--- Record extracts ---

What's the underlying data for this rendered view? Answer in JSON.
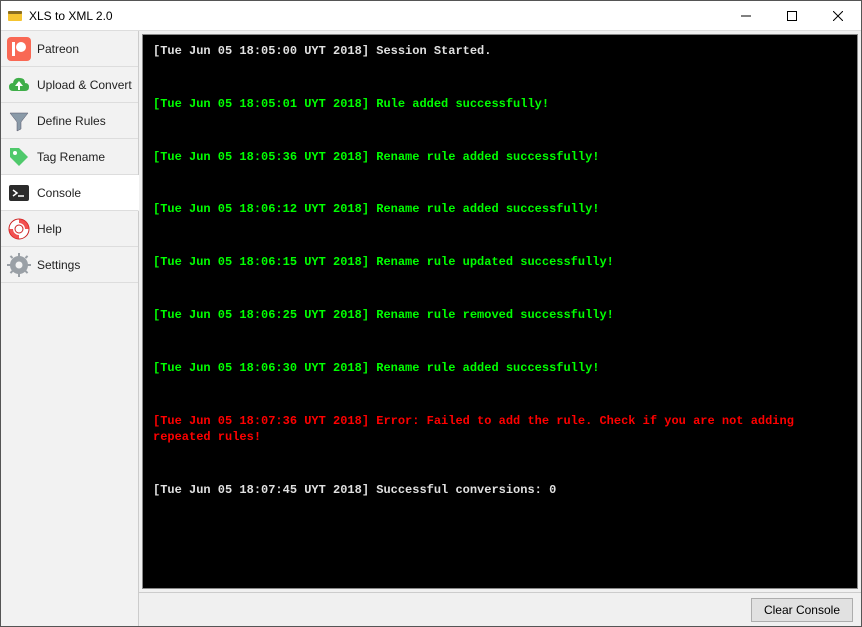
{
  "window": {
    "title": "XLS to XML 2.0"
  },
  "sidebar": {
    "items": [
      {
        "label": "Patreon"
      },
      {
        "label": "Upload & Convert"
      },
      {
        "label": "Define Rules"
      },
      {
        "label": "Tag Rename"
      },
      {
        "label": "Console"
      },
      {
        "label": "Help"
      },
      {
        "label": "Settings"
      }
    ]
  },
  "console": {
    "logs": [
      {
        "color": "white",
        "text": "[Tue Jun 05 18:05:00 UYT 2018] Session Started."
      },
      {
        "color": "green",
        "text": "[Tue Jun 05 18:05:01 UYT 2018] Rule added successfully!"
      },
      {
        "color": "green",
        "text": "[Tue Jun 05 18:05:36 UYT 2018] Rename rule added successfully!"
      },
      {
        "color": "green",
        "text": "[Tue Jun 05 18:06:12 UYT 2018] Rename rule added successfully!"
      },
      {
        "color": "green",
        "text": "[Tue Jun 05 18:06:15 UYT 2018] Rename rule updated successfully!"
      },
      {
        "color": "green",
        "text": "[Tue Jun 05 18:06:25 UYT 2018] Rename rule removed successfully!"
      },
      {
        "color": "green",
        "text": "[Tue Jun 05 18:06:30 UYT 2018] Rename rule added successfully!"
      },
      {
        "color": "red",
        "text": "[Tue Jun 05 18:07:36 UYT 2018] Error: Failed to add the rule. Check if you are not adding repeated rules!"
      },
      {
        "color": "white",
        "text": "[Tue Jun 05 18:07:45 UYT 2018] Successful conversions:  0"
      }
    ]
  },
  "footer": {
    "clear_label": "Clear Console"
  }
}
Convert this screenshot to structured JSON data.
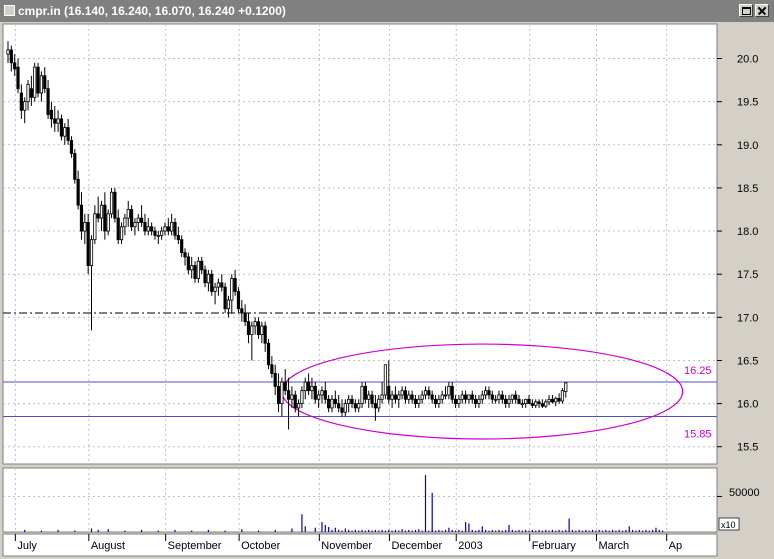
{
  "window": {
    "symbol": "cmpr.in",
    "quote": "(16.140, 16.240, 16.070, 16.240 +0.1200)"
  },
  "colors": {
    "candle": "#000000",
    "volume": "#0000cc",
    "support_resistance": "#5050c0",
    "ellipse": "#d000d0",
    "level_label": "#cc00cc",
    "grid": "#c0c0c0",
    "background": "#ffffff"
  },
  "chart_data": {
    "type": "candlestick",
    "x_unit": "trading day index from first bar",
    "ylim": [
      15.3,
      20.4
    ],
    "price_ticks": [
      "20.0",
      "19.5",
      "19.0",
      "18.5",
      "18.0",
      "17.5",
      "17.0",
      "16.5",
      "16.0",
      "15.5"
    ],
    "month_labels": [
      {
        "label": "July",
        "day": 4
      },
      {
        "label": "August",
        "day": 26
      },
      {
        "label": "September",
        "day": 49
      },
      {
        "label": "October",
        "day": 71
      },
      {
        "label": "November",
        "day": 95
      },
      {
        "label": "December",
        "day": 116
      },
      {
        "label": "2003",
        "day": 136
      },
      {
        "label": "February",
        "day": 158
      },
      {
        "label": "March",
        "day": 178
      },
      {
        "label": "Ap",
        "day": 199
      }
    ],
    "reference_lines": [
      {
        "value": 17.05,
        "style": "dash-dot"
      },
      {
        "value": 16.25,
        "style": "solid",
        "label": "16.25"
      },
      {
        "value": 15.85,
        "style": "solid",
        "label": "15.85"
      }
    ],
    "ellipse": {
      "day_from": 82,
      "day_to": 202,
      "price_from": 15.59,
      "price_to": 16.69
    },
    "volume_axis": {
      "label": "50000",
      "tick_value": 50000,
      "scale_label": "x10",
      "ylim": [
        0,
        90000
      ]
    },
    "last_close": 16.24,
    "ohlc": [
      [
        20.05,
        20.2,
        19.95,
        20.1
      ],
      [
        20.1,
        20.15,
        19.85,
        19.95
      ],
      [
        19.95,
        20.05,
        19.8,
        19.88
      ],
      [
        19.9,
        20.0,
        19.6,
        19.65
      ],
      [
        19.6,
        19.7,
        19.3,
        19.4
      ],
      [
        19.4,
        19.55,
        19.25,
        19.5
      ],
      [
        19.5,
        19.75,
        19.4,
        19.7
      ],
      [
        19.65,
        19.8,
        19.45,
        19.55
      ],
      [
        19.55,
        19.95,
        19.5,
        19.9
      ],
      [
        19.9,
        19.95,
        19.55,
        19.6
      ],
      [
        19.6,
        19.85,
        19.5,
        19.8
      ],
      [
        19.8,
        19.9,
        19.6,
        19.65
      ],
      [
        19.65,
        19.75,
        19.3,
        19.35
      ],
      [
        19.4,
        19.5,
        19.2,
        19.3
      ],
      [
        19.3,
        19.45,
        19.15,
        19.25
      ],
      [
        19.25,
        19.4,
        19.15,
        19.3
      ],
      [
        19.3,
        19.35,
        19.05,
        19.1
      ],
      [
        19.1,
        19.25,
        19.0,
        19.2
      ],
      [
        19.2,
        19.3,
        19.0,
        19.05
      ],
      [
        19.05,
        19.1,
        18.85,
        18.9
      ],
      [
        18.9,
        18.95,
        18.55,
        18.6
      ],
      [
        18.6,
        18.7,
        18.25,
        18.3
      ],
      [
        18.3,
        18.45,
        17.9,
        18.0
      ],
      [
        18.0,
        18.2,
        17.85,
        18.1
      ],
      [
        18.1,
        18.2,
        17.5,
        17.6
      ],
      [
        17.6,
        17.95,
        16.85,
        17.9
      ],
      [
        17.9,
        18.3,
        17.85,
        18.2
      ],
      [
        18.2,
        18.4,
        18.1,
        18.15
      ],
      [
        18.15,
        18.35,
        18.0,
        18.3
      ],
      [
        18.3,
        18.45,
        17.9,
        18.0
      ],
      [
        18.0,
        18.25,
        17.95,
        18.2
      ],
      [
        18.2,
        18.5,
        18.15,
        18.45
      ],
      [
        18.45,
        18.5,
        18.1,
        18.15
      ],
      [
        18.15,
        18.25,
        17.85,
        17.9
      ],
      [
        17.9,
        18.1,
        17.85,
        18.05
      ],
      [
        18.05,
        18.2,
        17.95,
        18.15
      ],
      [
        18.15,
        18.35,
        18.05,
        18.25
      ],
      [
        18.25,
        18.3,
        18.0,
        18.05
      ],
      [
        18.05,
        18.15,
        17.95,
        18.1
      ],
      [
        18.1,
        18.2,
        18.0,
        18.15
      ],
      [
        18.15,
        18.3,
        18.05,
        18.1
      ],
      [
        18.1,
        18.2,
        17.95,
        18.0
      ],
      [
        18.0,
        18.15,
        17.95,
        18.05
      ],
      [
        18.05,
        18.1,
        17.95,
        18.0
      ],
      [
        18.0,
        18.05,
        17.9,
        17.95
      ],
      [
        17.95,
        18.0,
        17.85,
        17.95
      ],
      [
        17.95,
        18.05,
        17.9,
        18.0
      ],
      [
        18.0,
        18.1,
        17.95,
        18.05
      ],
      [
        18.05,
        18.15,
        17.95,
        18.0
      ],
      [
        18.0,
        18.2,
        17.95,
        18.1
      ],
      [
        18.1,
        18.15,
        17.9,
        17.95
      ],
      [
        17.95,
        18.05,
        17.85,
        17.9
      ],
      [
        17.9,
        17.95,
        17.7,
        17.75
      ],
      [
        17.75,
        17.8,
        17.6,
        17.7
      ],
      [
        17.7,
        17.75,
        17.5,
        17.55
      ],
      [
        17.55,
        17.7,
        17.45,
        17.6
      ],
      [
        17.6,
        17.65,
        17.4,
        17.45
      ],
      [
        17.45,
        17.7,
        17.4,
        17.65
      ],
      [
        17.65,
        17.7,
        17.5,
        17.55
      ],
      [
        17.55,
        17.6,
        17.35,
        17.4
      ],
      [
        17.4,
        17.55,
        17.3,
        17.5
      ],
      [
        17.5,
        17.55,
        17.25,
        17.3
      ],
      [
        17.3,
        17.4,
        17.15,
        17.35
      ],
      [
        17.35,
        17.45,
        17.25,
        17.4
      ],
      [
        17.4,
        17.5,
        17.3,
        17.35
      ],
      [
        17.35,
        17.4,
        17.05,
        17.1
      ],
      [
        17.1,
        17.25,
        17.0,
        17.2
      ],
      [
        17.2,
        17.5,
        17.05,
        17.45
      ],
      [
        17.45,
        17.55,
        17.25,
        17.3
      ],
      [
        17.3,
        17.35,
        17.05,
        17.1
      ],
      [
        17.1,
        17.2,
        16.95,
        17.05
      ],
      [
        17.05,
        17.15,
        16.9,
        16.95
      ],
      [
        16.95,
        17.05,
        16.7,
        16.8
      ],
      [
        16.8,
        16.95,
        16.5,
        16.9
      ],
      [
        16.9,
        17.0,
        16.8,
        16.95
      ],
      [
        16.95,
        17.0,
        16.75,
        16.8
      ],
      [
        16.8,
        16.95,
        16.7,
        16.9
      ],
      [
        16.9,
        16.95,
        16.6,
        16.7
      ],
      [
        16.7,
        16.75,
        16.4,
        16.45
      ],
      [
        16.45,
        16.55,
        16.3,
        16.35
      ],
      [
        16.35,
        16.45,
        16.1,
        16.2
      ],
      [
        16.2,
        16.35,
        15.9,
        16.0
      ],
      [
        16.0,
        16.3,
        15.85,
        16.25
      ],
      [
        16.25,
        16.4,
        16.1,
        16.15
      ],
      [
        16.15,
        16.3,
        15.7,
        16.05
      ],
      [
        16.05,
        16.2,
        15.95,
        16.1
      ],
      [
        16.1,
        16.15,
        15.9,
        15.95
      ],
      [
        15.95,
        16.05,
        15.85,
        16.0
      ],
      [
        16.0,
        16.2,
        15.95,
        16.15
      ],
      [
        16.15,
        16.3,
        16.05,
        16.25
      ],
      [
        16.25,
        16.35,
        16.1,
        16.15
      ],
      [
        16.15,
        16.3,
        16.05,
        16.2
      ],
      [
        16.2,
        16.25,
        16.0,
        16.05
      ],
      [
        16.05,
        16.15,
        15.95,
        16.1
      ],
      [
        16.1,
        16.2,
        16.0,
        16.15
      ],
      [
        16.15,
        16.25,
        16.0,
        16.05
      ],
      [
        16.05,
        16.1,
        15.9,
        15.95
      ],
      [
        15.95,
        16.1,
        15.9,
        16.05
      ],
      [
        16.05,
        16.15,
        15.95,
        16.0
      ],
      [
        16.0,
        16.1,
        15.9,
        15.95
      ],
      [
        15.95,
        16.05,
        15.85,
        15.9
      ],
      [
        15.9,
        16.05,
        15.85,
        16.0
      ],
      [
        16.0,
        16.1,
        15.9,
        16.05
      ],
      [
        16.05,
        16.1,
        15.95,
        16.0
      ],
      [
        16.0,
        16.05,
        15.9,
        15.95
      ],
      [
        15.95,
        16.05,
        15.9,
        16.0
      ],
      [
        16.0,
        16.25,
        15.95,
        16.2
      ],
      [
        16.2,
        16.25,
        16.0,
        16.05
      ],
      [
        16.05,
        16.15,
        15.95,
        16.1
      ],
      [
        16.1,
        16.15,
        15.95,
        16.0
      ],
      [
        16.0,
        16.1,
        15.8,
        15.95
      ],
      [
        15.95,
        16.1,
        15.9,
        16.05
      ],
      [
        16.05,
        16.25,
        16.0,
        16.1
      ],
      [
        16.1,
        16.35,
        16.05,
        16.45
      ],
      [
        16.2,
        16.5,
        16.0,
        16.05
      ],
      [
        16.05,
        16.15,
        15.95,
        16.1
      ],
      [
        16.1,
        16.2,
        16.0,
        16.05
      ],
      [
        16.05,
        16.15,
        15.95,
        16.1
      ],
      [
        16.1,
        16.2,
        16.05,
        16.15
      ],
      [
        16.15,
        16.2,
        16.0,
        16.05
      ],
      [
        16.05,
        16.15,
        16.0,
        16.1
      ],
      [
        16.1,
        16.15,
        16.0,
        16.05
      ],
      [
        16.05,
        16.1,
        15.95,
        16.0
      ],
      [
        16.0,
        16.1,
        15.95,
        16.05
      ],
      [
        16.05,
        16.15,
        16.0,
        16.1
      ],
      [
        16.1,
        16.2,
        16.05,
        16.15
      ],
      [
        16.15,
        16.2,
        16.05,
        16.1
      ],
      [
        16.1,
        16.15,
        16.0,
        16.05
      ],
      [
        16.05,
        16.1,
        15.95,
        16.0
      ],
      [
        16.0,
        16.1,
        15.95,
        16.05
      ],
      [
        16.05,
        16.15,
        16.0,
        16.1
      ],
      [
        16.1,
        16.2,
        16.05,
        16.1
      ],
      [
        16.1,
        16.25,
        16.05,
        16.2
      ],
      [
        16.2,
        16.25,
        16.0,
        16.05
      ],
      [
        16.05,
        16.1,
        15.95,
        16.0
      ],
      [
        16.0,
        16.1,
        15.95,
        16.05
      ],
      [
        16.05,
        16.15,
        16.0,
        16.1
      ],
      [
        16.1,
        16.15,
        16.0,
        16.05
      ],
      [
        16.05,
        16.1,
        16.0,
        16.1
      ],
      [
        16.1,
        16.15,
        16.0,
        16.05
      ],
      [
        16.05,
        16.1,
        15.95,
        16.0
      ],
      [
        16.0,
        16.1,
        15.95,
        16.05
      ],
      [
        16.05,
        16.15,
        16.0,
        16.1
      ],
      [
        16.1,
        16.2,
        16.05,
        16.15
      ],
      [
        16.15,
        16.2,
        16.05,
        16.1
      ],
      [
        16.1,
        16.15,
        16.0,
        16.05
      ],
      [
        16.05,
        16.1,
        16.0,
        16.05
      ],
      [
        16.05,
        16.15,
        16.0,
        16.1
      ],
      [
        16.1,
        16.15,
        16.0,
        16.05
      ],
      [
        16.05,
        16.1,
        15.95,
        16.0
      ],
      [
        16.0,
        16.1,
        15.95,
        16.05
      ],
      [
        16.05,
        16.1,
        16.0,
        16.1
      ],
      [
        16.1,
        16.15,
        16.0,
        16.05
      ],
      [
        16.05,
        16.1,
        16.0,
        16.0
      ],
      [
        16.0,
        16.05,
        15.95,
        16.0
      ],
      [
        16.0,
        16.05,
        15.95,
        16.05
      ],
      [
        16.05,
        16.1,
        16.0,
        16.0
      ],
      [
        16.0,
        16.05,
        15.95,
        15.98
      ],
      [
        15.98,
        16.05,
        15.95,
        16.02
      ],
      [
        16.02,
        16.05,
        15.95,
        16.0
      ],
      [
        16.0,
        16.05,
        15.95,
        15.97
      ],
      [
        15.97,
        16.05,
        15.95,
        16.02
      ],
      [
        16.02,
        16.1,
        15.98,
        16.05
      ],
      [
        16.05,
        16.1,
        16.0,
        16.02
      ],
      [
        16.02,
        16.08,
        15.97,
        16.06
      ],
      [
        16.06,
        16.12,
        16.0,
        16.03
      ],
      [
        16.03,
        16.18,
        16.0,
        16.15
      ],
      [
        16.14,
        16.24,
        16.07,
        16.24
      ]
    ],
    "volume": [
      [
        97,
        3000
      ],
      [
        98,
        6000
      ],
      [
        99,
        3000
      ],
      [
        100,
        2000
      ],
      [
        101,
        5000
      ],
      [
        102,
        3000
      ],
      [
        103,
        2000
      ],
      [
        104,
        3000
      ],
      [
        105,
        2000
      ],
      [
        106,
        3000
      ],
      [
        107,
        2000
      ],
      [
        108,
        3000
      ],
      [
        109,
        2000
      ],
      [
        110,
        3000
      ],
      [
        111,
        2000
      ],
      [
        112,
        3000
      ],
      [
        113,
        2000
      ],
      [
        114,
        3000
      ],
      [
        115,
        2000
      ],
      [
        116,
        3000
      ],
      [
        117,
        2000
      ],
      [
        118,
        4000
      ],
      [
        119,
        2000
      ],
      [
        120,
        3000
      ],
      [
        121,
        2000
      ],
      [
        122,
        3000
      ],
      [
        123,
        4000
      ],
      [
        124,
        2000
      ],
      [
        125,
        3000
      ],
      [
        126,
        2000
      ],
      [
        127,
        3000
      ],
      [
        128,
        2000
      ],
      [
        129,
        3000
      ],
      [
        130,
        2000
      ],
      [
        131,
        3000
      ],
      [
        132,
        6000
      ],
      [
        133,
        3000
      ],
      [
        134,
        2000
      ],
      [
        135,
        3000
      ],
      [
        136,
        2000
      ],
      [
        137,
        3000
      ],
      [
        138,
        12000
      ],
      [
        139,
        3000
      ],
      [
        140,
        2000
      ],
      [
        141,
        3000
      ],
      [
        142,
        2000
      ],
      [
        143,
        3000
      ],
      [
        144,
        2000
      ],
      [
        145,
        3000
      ],
      [
        146,
        2000
      ],
      [
        147,
        3000
      ],
      [
        148,
        2000
      ],
      [
        149,
        3000
      ],
      [
        150,
        2000
      ],
      [
        151,
        3000
      ],
      [
        152,
        2000
      ],
      [
        153,
        3000
      ],
      [
        154,
        2000
      ],
      [
        155,
        3000
      ],
      [
        156,
        2000
      ],
      [
        157,
        3000
      ],
      [
        158,
        2000
      ],
      [
        159,
        3000
      ],
      [
        160,
        2000
      ],
      [
        161,
        3000
      ],
      [
        162,
        2000
      ],
      [
        163,
        3000
      ],
      [
        164,
        2000
      ],
      [
        165,
        3000
      ],
      [
        166,
        2000
      ],
      [
        167,
        3000
      ],
      [
        168,
        2000
      ],
      [
        169,
        3000
      ],
      [
        170,
        2000
      ],
      [
        171,
        3000
      ],
      [
        172,
        2000
      ],
      [
        173,
        3000
      ],
      [
        174,
        2000
      ],
      [
        175,
        3000
      ],
      [
        176,
        2000
      ],
      [
        177,
        3000
      ],
      [
        178,
        2000
      ],
      [
        179,
        3000
      ],
      [
        180,
        2000
      ],
      [
        181,
        3000
      ],
      [
        182,
        2000
      ],
      [
        183,
        3000
      ],
      [
        184,
        2000
      ],
      [
        185,
        3000
      ],
      [
        186,
        2000
      ],
      [
        187,
        3000
      ],
      [
        188,
        2000
      ],
      [
        189,
        3000
      ],
      [
        190,
        2000
      ],
      [
        191,
        3000
      ],
      [
        192,
        2000
      ],
      [
        193,
        3000
      ],
      [
        194,
        2000
      ],
      [
        195,
        3000
      ],
      [
        196,
        2000
      ],
      [
        5,
        3000
      ],
      [
        10,
        2000
      ],
      [
        15,
        3000
      ],
      [
        20,
        2000
      ],
      [
        25,
        5000
      ],
      [
        27,
        3000
      ],
      [
        30,
        4000
      ],
      [
        35,
        2000
      ],
      [
        40,
        3000
      ],
      [
        45,
        2000
      ],
      [
        50,
        3000
      ],
      [
        55,
        2000
      ],
      [
        60,
        3000
      ],
      [
        65,
        2000
      ],
      [
        70,
        4000
      ],
      [
        75,
        2000
      ],
      [
        80,
        3000
      ],
      [
        85,
        5000
      ],
      [
        88,
        25000
      ],
      [
        89,
        8000
      ],
      [
        92,
        6000
      ],
      [
        94,
        14000
      ],
      [
        95,
        10000
      ],
      [
        96,
        7000
      ],
      [
        125,
        80000
      ],
      [
        127,
        55000
      ],
      [
        137,
        14000
      ],
      [
        142,
        8000
      ],
      [
        150,
        10000
      ],
      [
        168,
        19000
      ],
      [
        186,
        8000
      ],
      [
        194,
        6000
      ]
    ]
  }
}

---

§ **To be done**
Copy out every line that includes the word "JSON".

§ **Finished exercise**
What's the underlying data for this rendered view? Answer in JSON.
Convert this screenshot to structured JSON data.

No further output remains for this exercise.